>> begin Source material

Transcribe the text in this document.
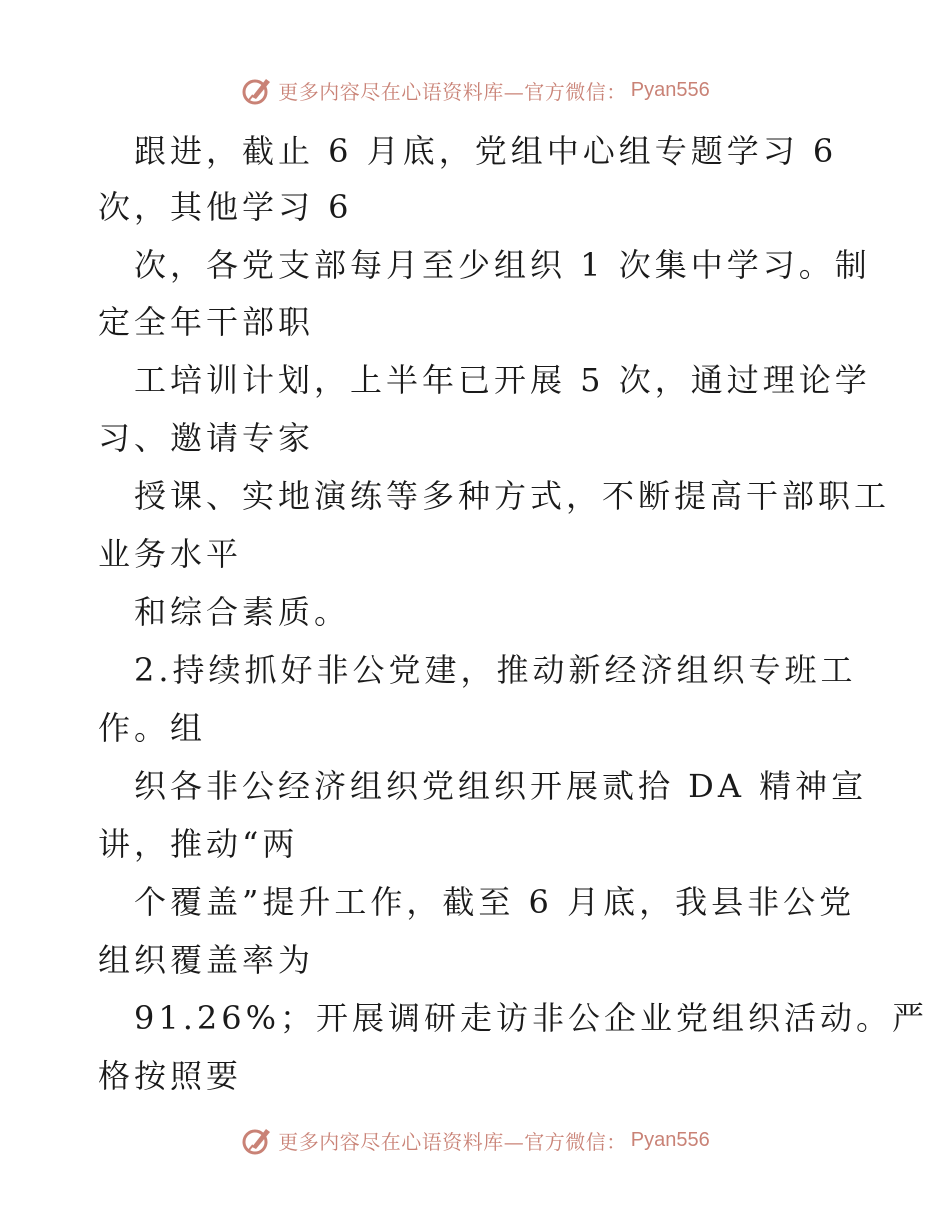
更多内容尽在心语资料库—官方微信： Pyan556
跟进，截止 6 月底，党组中心组专题学习 6
次，其他学习 6
次，各党支部每月至少组织 1 次集中学习。制
定全年干部职
工培训计划，上半年已开展 5 次，通过理论学
习、邀请专家
授课、实地演练等多种方式，不断提高干部职工
业务水平
和综合素质。
2.持续抓好非公党建，推动新经济组织专班工
作。组
织各非公经济组织党组织开展贰拾 DA 精神宣
讲，推动“两
个覆盖”提升工作，截至 6 月底，我县非公党
组织覆盖率为
91.26%；开展调研走访非公企业党组织活动。严
格按照要
更多内容尽在心语资料库—官方微信： Pyan556
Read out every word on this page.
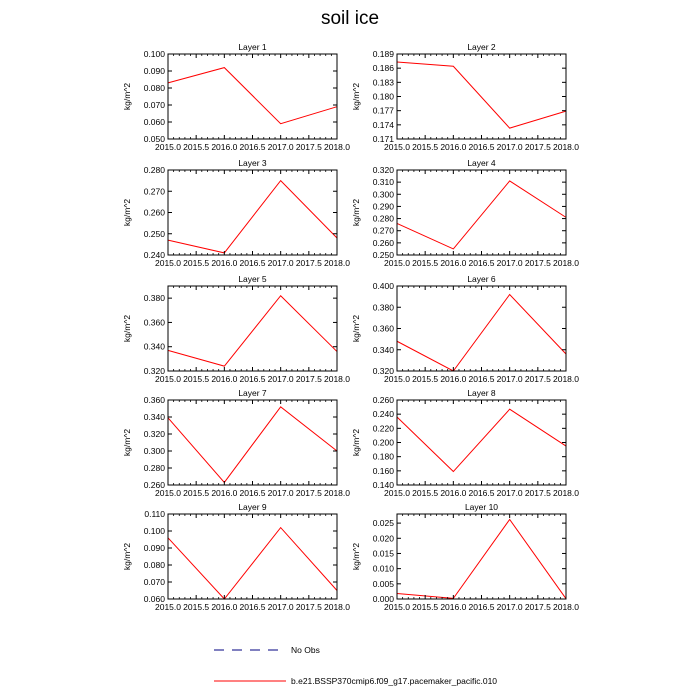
soil ice
Layer 1
2015.0 2015.5 2016.0 2016.5 2017.0 2017.5 2018.0
0.050
0.060
0.070
0.080
0.090
0.100
kg/m^2
Layer 2
2015.0 2015.5 2016.0 2016.5 2017.0 2017.5 2018.0
0.171
0.174
0.177
0.180
0.183
0.186
0.189
kg/m^2
Layer 3
2015.0 2015.5 2016.0 2016.5 2017.0 2017.5 2018.0
0.240
0.250
0.260
0.270
0.280
kg/m^2
Layer 4
2015.0 2015.5 2016.0 2016.5 2017.0 2017.5 2018.0
0.250
0.260
0.270
0.280
0.290
0.300
0.310
0.320
kg/m^2
Layer 5
2015.0 2015.5 2016.0 2016.5 2017.0 2017.5 2018.0
0.320
0.340
0.360
0.380
kg/m^2
Layer 6
2015.0 2015.5 2016.0 2016.5 2017.0 2017.5 2018.0
0.320
0.340
0.360
0.380
0.400
kg/m^2
Layer 7
2015.0 2015.5 2016.0 2016.5 2017.0 2017.5 2018.0
0.260
0.280
0.300
0.320
0.340
0.360
kg/m^2
Layer 8
2015.0 2015.5 2016.0 2016.5 2017.0 2017.5 2018.0
0.140
0.160
0.180
0.200
0.220
0.240
0.260
kg/m^2
Layer 9
2015.0 2015.5 2016.0 2016.5 2017.0 2017.5 2018.0
0.060
0.070
0.080
0.090
0.100
0.110
kg/m^2
Layer 10
2015.0 2015.5 2016.0 2016.5 2017.0 2017.5 2018.0
0.000
0.005
0.010
0.015
0.020
0.025
kg/m^2
No Obs
b.e21.BSSP370cmip6.f09_g17.pacemaker_pacific.010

>> end Source material

> _Job_
Without the pictures, transcribe the listing above exactly.

> _Response to this exercise_
Transcribe the text in this document.
更多内容尽在心语资料库—官方微信： Pyan556
跟进，截止 6 月底，党组中心组专题学习 6
次，其他学习 6
次，各党支部每月至少组织 1 次集中学习。制
定全年干部职
工培训计划，上半年已开展 5 次，通过理论学
习、邀请专家
授课、实地演练等多种方式，不断提高干部职工
业务水平
和综合素质。
2.持续抓好非公党建，推动新经济组织专班工
作。组
织各非公经济组织党组织开展贰拾 DA 精神宣
讲，推动“两
个覆盖”提升工作，截至 6 月底，我县非公党
组织覆盖率为
91.26%；开展调研走访非公企业党组织活动。严
格按照要
更多内容尽在心语资料库—官方微信： Pyan556
Read out every word on this page.
soil ice
Layer 1
2015.0 2015.5 2016.0 2016.5 2017.0 2017.5 2018.0
0.050
0.060
0.070
0.080
0.090
0.100
kg/m^2
Layer 2
2015.0 2015.5 2016.0 2016.5 2017.0 2017.5 2018.0
0.171
0.174
0.177
0.180
0.183
0.186
0.189
kg/m^2
Layer 3
2015.0 2015.5 2016.0 2016.5 2017.0 2017.5 2018.0
0.240
0.250
0.260
0.270
0.280
kg/m^2
Layer 4
2015.0 2015.5 2016.0 2016.5 2017.0 2017.5 2018.0
0.250
0.260
0.270
0.280
0.290
0.300
0.310
0.320
kg/m^2
Layer 5
2015.0 2015.5 2016.0 2016.5 2017.0 2017.5 2018.0
0.320
0.340
0.360
0.380
kg/m^2
Layer 6
2015.0 2015.5 2016.0 2016.5 2017.0 2017.5 2018.0
0.320
0.340
0.360
0.380
0.400
kg/m^2
Layer 7
2015.0 2015.5 2016.0 2016.5 2017.0 2017.5 2018.0
0.260
0.280
0.300
0.320
0.340
0.360
kg/m^2
Layer 8
2015.0 2015.5 2016.0 2016.5 2017.0 2017.5 2018.0
0.140
0.160
0.180
0.200
0.220
0.240
0.260
kg/m^2
Layer 9
2015.0 2015.5 2016.0 2016.5 2017.0 2017.5 2018.0
0.060
0.070
0.080
0.090
0.100
0.110
kg/m^2
Layer 10
2015.0 2015.5 2016.0 2016.5 2017.0 2017.5 2018.0
0.000
0.005
0.010
0.015
0.020
0.025
kg/m^2
No Obs
b.e21.BSSP370cmip6.f09_g17.pacemaker_pacific.010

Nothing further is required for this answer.